Go through the records and extract every line with the word "einer".

[Stored entries]
####################
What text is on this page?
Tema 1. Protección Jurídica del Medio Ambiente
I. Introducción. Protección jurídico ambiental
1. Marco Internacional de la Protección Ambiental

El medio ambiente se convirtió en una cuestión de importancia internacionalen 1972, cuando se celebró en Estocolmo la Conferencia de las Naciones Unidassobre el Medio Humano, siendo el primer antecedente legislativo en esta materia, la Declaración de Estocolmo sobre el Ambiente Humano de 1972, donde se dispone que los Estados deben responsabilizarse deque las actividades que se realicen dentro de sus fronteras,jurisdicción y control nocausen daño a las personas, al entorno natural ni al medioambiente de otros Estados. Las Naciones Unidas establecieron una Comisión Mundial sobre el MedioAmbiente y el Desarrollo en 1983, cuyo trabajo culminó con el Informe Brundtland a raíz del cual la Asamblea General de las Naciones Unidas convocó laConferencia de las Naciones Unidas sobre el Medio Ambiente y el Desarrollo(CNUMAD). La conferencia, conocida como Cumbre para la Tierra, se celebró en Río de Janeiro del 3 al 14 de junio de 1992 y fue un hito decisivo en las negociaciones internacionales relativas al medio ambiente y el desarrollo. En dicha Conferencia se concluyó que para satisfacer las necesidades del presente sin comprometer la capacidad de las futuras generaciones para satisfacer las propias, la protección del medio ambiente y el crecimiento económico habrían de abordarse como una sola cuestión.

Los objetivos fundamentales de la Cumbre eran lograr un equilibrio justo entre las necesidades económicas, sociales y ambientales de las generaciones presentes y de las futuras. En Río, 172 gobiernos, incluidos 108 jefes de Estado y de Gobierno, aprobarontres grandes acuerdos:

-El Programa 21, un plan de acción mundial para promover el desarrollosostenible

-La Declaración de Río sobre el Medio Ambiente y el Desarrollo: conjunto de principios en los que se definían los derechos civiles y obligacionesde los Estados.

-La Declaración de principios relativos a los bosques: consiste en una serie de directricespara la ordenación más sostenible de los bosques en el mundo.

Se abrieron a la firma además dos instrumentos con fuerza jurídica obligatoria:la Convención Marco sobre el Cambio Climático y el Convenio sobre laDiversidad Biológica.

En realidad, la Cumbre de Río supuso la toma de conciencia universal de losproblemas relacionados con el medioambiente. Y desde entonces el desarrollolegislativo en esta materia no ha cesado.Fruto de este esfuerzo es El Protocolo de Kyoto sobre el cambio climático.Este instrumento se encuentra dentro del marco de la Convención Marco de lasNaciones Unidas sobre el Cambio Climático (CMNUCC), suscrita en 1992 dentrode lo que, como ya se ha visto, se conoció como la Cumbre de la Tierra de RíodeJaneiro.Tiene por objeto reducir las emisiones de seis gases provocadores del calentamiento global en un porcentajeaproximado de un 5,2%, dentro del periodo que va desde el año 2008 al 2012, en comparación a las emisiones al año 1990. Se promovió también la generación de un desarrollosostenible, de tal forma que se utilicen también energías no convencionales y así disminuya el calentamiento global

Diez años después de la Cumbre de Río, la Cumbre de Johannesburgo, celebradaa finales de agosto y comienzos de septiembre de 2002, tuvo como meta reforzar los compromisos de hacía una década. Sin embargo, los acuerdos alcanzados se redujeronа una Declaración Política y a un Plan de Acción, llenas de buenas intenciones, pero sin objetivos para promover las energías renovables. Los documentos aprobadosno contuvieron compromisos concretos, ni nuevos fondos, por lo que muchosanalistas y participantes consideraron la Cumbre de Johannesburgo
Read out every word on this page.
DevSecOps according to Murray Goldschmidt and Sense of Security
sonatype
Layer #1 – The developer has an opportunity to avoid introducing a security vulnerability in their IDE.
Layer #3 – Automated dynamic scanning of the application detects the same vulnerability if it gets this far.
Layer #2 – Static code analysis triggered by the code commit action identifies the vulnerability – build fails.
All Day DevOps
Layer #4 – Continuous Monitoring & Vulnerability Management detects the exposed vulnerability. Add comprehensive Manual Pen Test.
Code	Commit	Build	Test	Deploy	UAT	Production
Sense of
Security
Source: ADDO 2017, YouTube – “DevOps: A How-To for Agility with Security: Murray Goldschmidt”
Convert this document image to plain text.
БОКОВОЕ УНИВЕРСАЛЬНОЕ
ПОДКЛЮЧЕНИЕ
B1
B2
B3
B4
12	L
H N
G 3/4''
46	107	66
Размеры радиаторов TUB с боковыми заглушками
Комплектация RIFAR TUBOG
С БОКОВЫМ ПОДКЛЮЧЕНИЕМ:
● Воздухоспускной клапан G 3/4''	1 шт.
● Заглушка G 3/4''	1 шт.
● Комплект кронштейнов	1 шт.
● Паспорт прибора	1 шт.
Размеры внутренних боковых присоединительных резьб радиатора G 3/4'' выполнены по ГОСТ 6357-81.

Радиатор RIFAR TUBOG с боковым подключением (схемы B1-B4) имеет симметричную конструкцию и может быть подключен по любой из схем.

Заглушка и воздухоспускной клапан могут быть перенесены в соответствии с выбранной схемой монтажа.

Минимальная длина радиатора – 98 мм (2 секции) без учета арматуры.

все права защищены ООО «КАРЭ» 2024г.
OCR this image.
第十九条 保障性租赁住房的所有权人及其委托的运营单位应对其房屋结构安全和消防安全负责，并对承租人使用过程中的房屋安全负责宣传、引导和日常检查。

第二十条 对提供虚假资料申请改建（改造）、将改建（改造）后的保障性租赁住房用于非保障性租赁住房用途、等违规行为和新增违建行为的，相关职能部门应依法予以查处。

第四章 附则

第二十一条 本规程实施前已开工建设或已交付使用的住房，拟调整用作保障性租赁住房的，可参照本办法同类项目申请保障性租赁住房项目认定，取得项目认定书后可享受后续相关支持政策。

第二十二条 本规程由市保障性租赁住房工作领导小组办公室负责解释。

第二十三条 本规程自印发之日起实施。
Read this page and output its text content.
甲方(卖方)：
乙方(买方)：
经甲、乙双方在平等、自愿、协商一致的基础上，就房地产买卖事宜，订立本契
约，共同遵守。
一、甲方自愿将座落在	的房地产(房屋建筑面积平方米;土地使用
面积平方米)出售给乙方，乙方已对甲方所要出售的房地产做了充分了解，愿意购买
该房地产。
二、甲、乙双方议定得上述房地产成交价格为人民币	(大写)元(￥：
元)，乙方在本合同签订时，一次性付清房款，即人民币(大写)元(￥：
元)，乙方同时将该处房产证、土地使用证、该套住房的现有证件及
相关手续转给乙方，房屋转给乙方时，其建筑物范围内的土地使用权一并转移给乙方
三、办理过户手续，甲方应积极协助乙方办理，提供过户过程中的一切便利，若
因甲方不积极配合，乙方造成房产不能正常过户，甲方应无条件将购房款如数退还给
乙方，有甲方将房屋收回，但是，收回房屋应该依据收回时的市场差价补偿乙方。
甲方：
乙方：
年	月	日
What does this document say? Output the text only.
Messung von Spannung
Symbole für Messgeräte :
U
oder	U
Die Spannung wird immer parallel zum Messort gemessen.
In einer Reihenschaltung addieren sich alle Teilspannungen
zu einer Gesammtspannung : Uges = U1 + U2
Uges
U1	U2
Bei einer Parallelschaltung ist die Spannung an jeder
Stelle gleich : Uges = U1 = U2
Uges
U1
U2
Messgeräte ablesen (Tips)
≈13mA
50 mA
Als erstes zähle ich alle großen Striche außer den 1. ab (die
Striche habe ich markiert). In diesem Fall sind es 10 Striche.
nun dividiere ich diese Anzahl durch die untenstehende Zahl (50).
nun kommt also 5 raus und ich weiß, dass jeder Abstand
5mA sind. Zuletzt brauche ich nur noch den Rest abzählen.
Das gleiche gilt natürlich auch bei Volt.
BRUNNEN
####################
Result of the task:
In einer Reihenschaltung addieren sich alle Teilspannungen
zu einer Gesammtspannung : Uges = U1 + U2
Bei einer Parallelschaltung ist die Spannung an jeder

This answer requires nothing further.